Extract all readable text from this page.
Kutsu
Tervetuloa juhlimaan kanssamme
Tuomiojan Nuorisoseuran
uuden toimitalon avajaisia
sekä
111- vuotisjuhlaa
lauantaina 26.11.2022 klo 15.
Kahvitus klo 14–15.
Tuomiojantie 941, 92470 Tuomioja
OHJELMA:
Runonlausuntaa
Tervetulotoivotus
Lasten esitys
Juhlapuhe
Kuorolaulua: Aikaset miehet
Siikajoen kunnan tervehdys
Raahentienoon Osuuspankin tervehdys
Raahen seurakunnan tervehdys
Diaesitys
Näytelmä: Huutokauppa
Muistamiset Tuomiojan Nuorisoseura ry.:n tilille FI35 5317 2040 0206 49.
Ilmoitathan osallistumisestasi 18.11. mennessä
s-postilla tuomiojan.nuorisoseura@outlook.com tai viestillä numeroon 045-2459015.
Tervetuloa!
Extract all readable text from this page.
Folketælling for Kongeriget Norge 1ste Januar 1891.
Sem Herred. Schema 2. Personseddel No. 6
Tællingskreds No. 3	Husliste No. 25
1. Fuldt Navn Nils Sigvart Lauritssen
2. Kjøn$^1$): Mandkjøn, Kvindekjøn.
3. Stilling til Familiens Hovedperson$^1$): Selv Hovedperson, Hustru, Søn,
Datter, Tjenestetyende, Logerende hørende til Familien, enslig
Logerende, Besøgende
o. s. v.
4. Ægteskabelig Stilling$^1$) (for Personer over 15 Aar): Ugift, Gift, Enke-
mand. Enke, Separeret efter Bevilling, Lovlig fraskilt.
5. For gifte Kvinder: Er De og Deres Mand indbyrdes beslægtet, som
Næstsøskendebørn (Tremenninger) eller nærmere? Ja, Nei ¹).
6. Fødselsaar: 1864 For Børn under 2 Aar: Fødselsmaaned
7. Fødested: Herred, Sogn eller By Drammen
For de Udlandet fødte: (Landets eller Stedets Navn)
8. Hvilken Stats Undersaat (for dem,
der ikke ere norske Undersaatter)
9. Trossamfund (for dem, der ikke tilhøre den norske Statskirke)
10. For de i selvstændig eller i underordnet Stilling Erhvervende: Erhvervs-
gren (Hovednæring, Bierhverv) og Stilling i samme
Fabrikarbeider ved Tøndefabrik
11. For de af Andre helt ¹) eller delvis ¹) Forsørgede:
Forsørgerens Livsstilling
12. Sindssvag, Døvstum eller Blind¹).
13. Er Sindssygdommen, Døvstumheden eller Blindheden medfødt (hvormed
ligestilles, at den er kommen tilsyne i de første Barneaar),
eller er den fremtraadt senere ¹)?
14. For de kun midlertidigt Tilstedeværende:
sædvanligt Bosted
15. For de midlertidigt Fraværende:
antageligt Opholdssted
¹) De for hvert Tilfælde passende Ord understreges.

**Job:**
Read the entries and select each line where the word "Navn" is found.

**Answer to this exercise:**
1. Fuldt Navn Nils Sigvart Lauritssen
For de Udlandet fødte: (Landets eller Stedets Navn)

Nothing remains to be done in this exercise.